═══ Information supplied ═══
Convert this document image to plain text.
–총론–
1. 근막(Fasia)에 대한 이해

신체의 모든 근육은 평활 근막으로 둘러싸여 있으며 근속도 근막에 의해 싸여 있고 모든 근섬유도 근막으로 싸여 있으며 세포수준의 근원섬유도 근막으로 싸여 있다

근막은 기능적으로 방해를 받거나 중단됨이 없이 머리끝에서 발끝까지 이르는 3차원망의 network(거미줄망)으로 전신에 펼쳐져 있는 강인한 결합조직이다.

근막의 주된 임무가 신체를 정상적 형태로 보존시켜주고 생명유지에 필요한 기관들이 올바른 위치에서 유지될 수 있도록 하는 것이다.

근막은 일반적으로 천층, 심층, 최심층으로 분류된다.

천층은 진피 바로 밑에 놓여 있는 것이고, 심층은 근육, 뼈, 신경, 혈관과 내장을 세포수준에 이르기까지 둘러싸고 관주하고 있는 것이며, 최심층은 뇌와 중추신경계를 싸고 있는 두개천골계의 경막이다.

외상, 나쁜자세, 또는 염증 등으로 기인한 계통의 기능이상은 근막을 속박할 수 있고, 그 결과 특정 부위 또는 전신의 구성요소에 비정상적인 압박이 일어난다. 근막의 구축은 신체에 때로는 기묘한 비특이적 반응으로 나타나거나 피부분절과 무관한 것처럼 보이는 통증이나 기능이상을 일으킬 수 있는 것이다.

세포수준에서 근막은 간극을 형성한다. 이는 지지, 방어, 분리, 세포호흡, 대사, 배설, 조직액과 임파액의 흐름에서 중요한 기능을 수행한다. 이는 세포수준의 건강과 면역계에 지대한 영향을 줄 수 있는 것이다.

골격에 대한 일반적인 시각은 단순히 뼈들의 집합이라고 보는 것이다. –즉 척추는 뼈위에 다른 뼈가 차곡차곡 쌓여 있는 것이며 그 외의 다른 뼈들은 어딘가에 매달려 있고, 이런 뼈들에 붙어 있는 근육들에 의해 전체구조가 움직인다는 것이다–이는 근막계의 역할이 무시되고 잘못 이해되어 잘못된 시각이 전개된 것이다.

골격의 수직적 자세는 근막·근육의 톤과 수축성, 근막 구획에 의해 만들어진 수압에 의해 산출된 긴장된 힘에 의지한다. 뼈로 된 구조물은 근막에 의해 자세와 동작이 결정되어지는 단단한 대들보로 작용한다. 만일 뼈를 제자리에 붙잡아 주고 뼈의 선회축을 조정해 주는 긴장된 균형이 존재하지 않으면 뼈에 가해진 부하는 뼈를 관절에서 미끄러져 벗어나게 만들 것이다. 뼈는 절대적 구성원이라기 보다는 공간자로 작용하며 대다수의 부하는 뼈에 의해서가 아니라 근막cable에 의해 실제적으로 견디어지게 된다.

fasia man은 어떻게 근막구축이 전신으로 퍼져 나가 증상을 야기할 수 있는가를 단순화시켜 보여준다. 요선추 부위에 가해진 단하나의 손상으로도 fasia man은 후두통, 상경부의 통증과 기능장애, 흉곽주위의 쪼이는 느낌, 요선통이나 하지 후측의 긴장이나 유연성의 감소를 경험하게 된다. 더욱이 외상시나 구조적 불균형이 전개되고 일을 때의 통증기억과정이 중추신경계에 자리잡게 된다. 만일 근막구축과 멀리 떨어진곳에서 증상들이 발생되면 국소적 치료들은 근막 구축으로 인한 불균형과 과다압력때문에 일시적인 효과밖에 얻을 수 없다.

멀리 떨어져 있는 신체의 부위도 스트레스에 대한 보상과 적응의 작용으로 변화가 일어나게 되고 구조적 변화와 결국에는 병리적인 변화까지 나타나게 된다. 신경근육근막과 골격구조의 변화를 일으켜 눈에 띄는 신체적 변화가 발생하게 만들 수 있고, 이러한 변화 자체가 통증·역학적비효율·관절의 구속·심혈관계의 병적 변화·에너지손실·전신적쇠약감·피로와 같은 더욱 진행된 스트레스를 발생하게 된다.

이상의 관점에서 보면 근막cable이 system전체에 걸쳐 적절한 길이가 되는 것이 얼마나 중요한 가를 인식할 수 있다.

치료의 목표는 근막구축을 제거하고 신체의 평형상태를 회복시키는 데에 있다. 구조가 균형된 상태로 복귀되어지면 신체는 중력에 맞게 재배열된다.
═══
**Task**: Copy down the whole of the data above, matching it exactly.

**Solution to the problem**:
Convert this document image to plain text.
–총론–
1. 근막(Fasia)에 대한 이해

신체의 모든 근육은 평활 근막으로 둘러싸여 있으며 근속도 근막에 의해 싸여 있고 모든 근섬유도 근막으로 싸여 있으며 세포수준의 근원섬유도 근막으로 싸여 있다

근막은 기능적으로 방해를 받거나 중단됨이 없이 머리끝에서 발끝까지 이르는 3차원망의 network(거미줄망)으로 전신에 펼쳐져 있는 강인한 결합조직이다.

근막의 주된 임무가 신체를 정상적 형태로 보존시켜주고 생명유지에 필요한 기관들이 올바른 위치에서 유지될 수 있도록 하는 것이다.

근막은 일반적으로 천층, 심층, 최심층으로 분류된다.

천층은 진피 바로 밑에 놓여 있는 것이고, 심층은 근육, 뼈, 신경, 혈관과 내장을 세포수준에 이르기까지 둘러싸고 관주하고 있는 것이며, 최심층은 뇌와 중추신경계를 싸고 있는 두개천골계의 경막이다.

외상, 나쁜자세, 또는 염증 등으로 기인한 계통의 기능이상은 근막을 속박할 수 있고, 그 결과 특정 부위 또는 전신의 구성요소에 비정상적인 압박이 일어난다. 근막의 구축은 신체에 때로는 기묘한 비특이적 반응으로 나타나거나 피부분절과 무관한 것처럼 보이는 통증이나 기능이상을 일으킬 수 있는 것이다.

세포수준에서 근막은 간극을 형성한다. 이는 지지, 방어, 분리, 세포호흡, 대사, 배설, 조직액과 임파액의 흐름에서 중요한 기능을 수행한다. 이는 세포수준의 건강과 면역계에 지대한 영향을 줄 수 있는 것이다.

골격에 대한 일반적인 시각은 단순히 뼈들의 집합이라고 보는 것이다. –즉 척추는 뼈위에 다른 뼈가 차곡차곡 쌓여 있는 것이며 그 외의 다른 뼈들은 어딘가에 매달려 있고, 이런 뼈들에 붙어 있는 근육들에 의해 전체구조가 움직인다는 것이다–이는 근막계의 역할이 무시되고 잘못 이해되어 잘못된 시각이 전개된 것이다.

골격의 수직적 자세는 근막·근육의 톤과 수축성, 근막 구획에 의해 만들어진 수압에 의해 산출된 긴장된 힘에 의지한다. 뼈로 된 구조물은 근막에 의해 자세와 동작이 결정되어지는 단단한 대들보로 작용한다. 만일 뼈를 제자리에 붙잡아 주고 뼈의 선회축을 조정해 주는 긴장된 균형이 존재하지 않으면 뼈에 가해진 부하는 뼈를 관절에서 미끄러져 벗어나게 만들 것이다. 뼈는 절대적 구성원이라기 보다는 공간자로 작용하며 대다수의 부하는 뼈에 의해서가 아니라 근막cable에 의해 실제적으로 견디어지게 된다.

fasia man은 어떻게 근막구축이 전신으로 퍼져 나가 증상을 야기할 수 있는가를 단순화시켜 보여준다. 요선추 부위에 가해진 단하나의 손상으로도 fasia man은 후두통, 상경부의 통증과 기능장애, 흉곽주위의 쪼이는 느낌, 요선통이나 하지 후측의 긴장이나 유연성의 감소를 경험하게 된다. 더욱이 외상시나 구조적 불균형이 전개되고 일을 때의 통증기억과정이 중추신경계에 자리잡게 된다. 만일 근막구축과 멀리 떨어진곳에서 증상들이 발생되면 국소적 치료들은 근막 구축으로 인한 불균형과 과다압력때문에 일시적인 효과밖에 얻을 수 없다.

멀리 떨어져 있는 신체의 부위도 스트레스에 대한 보상과 적응의 작용으로 변화가 일어나게 되고 구조적 변화와 결국에는 병리적인 변화까지 나타나게 된다. 신경근육근막과 골격구조의 변화를 일으켜 눈에 띄는 신체적 변화가 발생하게 만들 수 있고, 이러한 변화 자체가 통증·역학적비효율·관절의 구속·심혈관계의 병적 변화·에너지손실·전신적쇠약감·피로와 같은 더욱 진행된 스트레스를 발생하게 된다.

이상의 관점에서 보면 근막cable이 system전체에 걸쳐 적절한 길이가 되는 것이 얼마나 중요한 가를 인식할 수 있다.

치료의 목표는 근막구축을 제거하고 신체의 평형상태를 회복시키는 데에 있다. 구조가 균형된 상태로 복귀되어지면 신체는 중력에 맞게 재배열된다.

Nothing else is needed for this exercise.